■ Apply what you read:
1. According to the excerpt on refugee settlement in regional Australia, what percentage of refugees surveyed in Toowoomba found it "very easy" or "easy" to make friends in Australia?
2. Write out every percentage figure that appears in the excerpt on refugee settlement in regional Australia.

■ Excerpt:
Australian Research Council, Author provided

One key issue related to immigrant and refugee settlement in regional and rural Australia relates to the warmth of the welcome. The stereotypes of the Australian bush being “redneck” would suggest new immigrants would find settlement difficult outside large metropolitan centres.

An earlier research project on immigrants living in regional Australia a decade ago, however, dispelled this myth, with 80% of respondents reporting a warm welcome.

Our new research confirmed this finding, with 68% of the refugees surveyed in Queensland overall – and 81% in Toowoomba – reporting it was “very easy” or “easy” to make friends in Australia.


Australian Research Council, Author provided

This is also a better result than what researchers found in the larger, national survey of refugee resettlement in Australia, “Building a New Life in Australia”, which has been conducted since 2013. It’s referred to in the graph as “BNLA”.

Another indication of the “warmth of the welcome” in regional Australia is the finding that about half of the immigrants in Queensland – and 60% in Toowoomba – found it “very easy” or “easy” to talk to their Australian neighbours, a similar result to the BNLA. When we revisit these families in 2019 and 2020, we expect the numbers will even be higher.

The exception here were the immigrants who moved to Logan, who reported a lower level of ease talking with neighbours. Previous research has found a complex array of factors creates a different experience for refugees in Logan, which was one of the most disadvantaged municipalities in Australia in 2016.


Australian Research Council, Author provided

A desire to learn English

Being able to communicate with neighbours and other people is high on the list of critical needs of the immigrants we interviewed.

Since most of these refugees had arrived in the past 12 months, a key challenge was improving their English language skills. Most wanted more opportunities for conversational English and workplace English to assist in gaining employment. But for many, this was a Catch-22. The new arrivals needed to keep applying for jobs and attend English classes, but couldn’t do both at the same time.

■ Data under study:
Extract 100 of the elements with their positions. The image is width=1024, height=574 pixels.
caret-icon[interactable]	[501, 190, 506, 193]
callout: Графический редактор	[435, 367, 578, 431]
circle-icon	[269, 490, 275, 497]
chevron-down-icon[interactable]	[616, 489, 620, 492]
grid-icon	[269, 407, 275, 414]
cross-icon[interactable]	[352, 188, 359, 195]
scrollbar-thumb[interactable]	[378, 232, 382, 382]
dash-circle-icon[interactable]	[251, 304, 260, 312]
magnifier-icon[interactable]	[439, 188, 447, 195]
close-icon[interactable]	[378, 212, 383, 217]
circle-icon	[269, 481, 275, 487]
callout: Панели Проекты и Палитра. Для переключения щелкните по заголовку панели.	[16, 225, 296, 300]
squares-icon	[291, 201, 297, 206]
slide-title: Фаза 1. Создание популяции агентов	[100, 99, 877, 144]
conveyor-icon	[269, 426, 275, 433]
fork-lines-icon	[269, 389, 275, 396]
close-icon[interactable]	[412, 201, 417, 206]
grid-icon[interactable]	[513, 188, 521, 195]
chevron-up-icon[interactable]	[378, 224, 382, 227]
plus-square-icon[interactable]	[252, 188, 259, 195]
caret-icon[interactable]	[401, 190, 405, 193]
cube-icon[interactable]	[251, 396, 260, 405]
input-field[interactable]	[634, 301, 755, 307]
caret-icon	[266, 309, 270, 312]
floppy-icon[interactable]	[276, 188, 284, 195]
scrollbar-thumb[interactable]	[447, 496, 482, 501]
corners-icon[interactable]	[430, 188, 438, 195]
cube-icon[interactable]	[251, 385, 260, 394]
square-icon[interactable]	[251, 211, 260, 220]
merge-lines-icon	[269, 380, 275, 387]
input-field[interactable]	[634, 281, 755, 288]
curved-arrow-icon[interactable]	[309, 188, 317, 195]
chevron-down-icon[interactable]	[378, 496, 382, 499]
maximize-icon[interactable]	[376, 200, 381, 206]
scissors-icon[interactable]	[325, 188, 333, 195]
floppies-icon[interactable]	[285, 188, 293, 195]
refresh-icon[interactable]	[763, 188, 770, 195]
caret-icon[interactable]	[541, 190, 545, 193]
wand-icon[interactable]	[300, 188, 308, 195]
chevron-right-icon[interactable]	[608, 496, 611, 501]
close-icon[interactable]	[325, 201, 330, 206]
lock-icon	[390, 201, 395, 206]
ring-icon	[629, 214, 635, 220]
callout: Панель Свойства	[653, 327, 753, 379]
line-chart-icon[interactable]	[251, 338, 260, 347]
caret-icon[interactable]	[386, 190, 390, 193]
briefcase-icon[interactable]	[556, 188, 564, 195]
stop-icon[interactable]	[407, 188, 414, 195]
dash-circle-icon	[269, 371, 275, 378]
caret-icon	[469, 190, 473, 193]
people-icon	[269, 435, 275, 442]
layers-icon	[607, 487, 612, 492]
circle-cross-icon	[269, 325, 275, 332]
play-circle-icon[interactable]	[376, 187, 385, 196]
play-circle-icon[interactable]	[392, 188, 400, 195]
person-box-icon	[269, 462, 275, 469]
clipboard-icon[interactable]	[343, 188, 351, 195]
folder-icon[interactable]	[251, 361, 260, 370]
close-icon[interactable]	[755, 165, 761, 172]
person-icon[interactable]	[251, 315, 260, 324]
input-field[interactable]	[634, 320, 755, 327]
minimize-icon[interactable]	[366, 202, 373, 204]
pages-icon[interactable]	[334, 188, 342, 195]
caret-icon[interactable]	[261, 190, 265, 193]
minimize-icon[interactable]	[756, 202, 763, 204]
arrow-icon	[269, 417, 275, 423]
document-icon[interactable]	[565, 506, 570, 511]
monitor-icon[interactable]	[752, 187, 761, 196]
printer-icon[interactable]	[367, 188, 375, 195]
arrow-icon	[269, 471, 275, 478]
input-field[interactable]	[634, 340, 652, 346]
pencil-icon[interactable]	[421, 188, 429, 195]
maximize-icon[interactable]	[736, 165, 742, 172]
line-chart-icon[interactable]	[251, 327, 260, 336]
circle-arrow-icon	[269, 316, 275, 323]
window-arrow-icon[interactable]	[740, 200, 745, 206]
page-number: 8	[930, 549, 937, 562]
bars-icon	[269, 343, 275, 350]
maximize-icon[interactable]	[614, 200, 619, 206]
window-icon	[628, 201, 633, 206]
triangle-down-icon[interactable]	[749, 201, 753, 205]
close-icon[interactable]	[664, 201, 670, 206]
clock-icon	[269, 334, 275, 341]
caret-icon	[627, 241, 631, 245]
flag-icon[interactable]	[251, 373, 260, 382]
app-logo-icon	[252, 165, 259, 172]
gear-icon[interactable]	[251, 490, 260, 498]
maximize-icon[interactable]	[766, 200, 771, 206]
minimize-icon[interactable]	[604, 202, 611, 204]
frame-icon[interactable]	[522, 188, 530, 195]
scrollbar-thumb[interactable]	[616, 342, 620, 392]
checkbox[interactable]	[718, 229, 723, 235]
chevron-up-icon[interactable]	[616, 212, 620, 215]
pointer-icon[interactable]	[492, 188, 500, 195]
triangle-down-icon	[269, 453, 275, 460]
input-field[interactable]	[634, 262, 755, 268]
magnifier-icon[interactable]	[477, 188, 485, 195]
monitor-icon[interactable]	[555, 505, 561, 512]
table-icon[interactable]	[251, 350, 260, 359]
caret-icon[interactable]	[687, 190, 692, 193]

■ Responses for each task:
1. 81%

2. 80%, 68%, 81%, 60%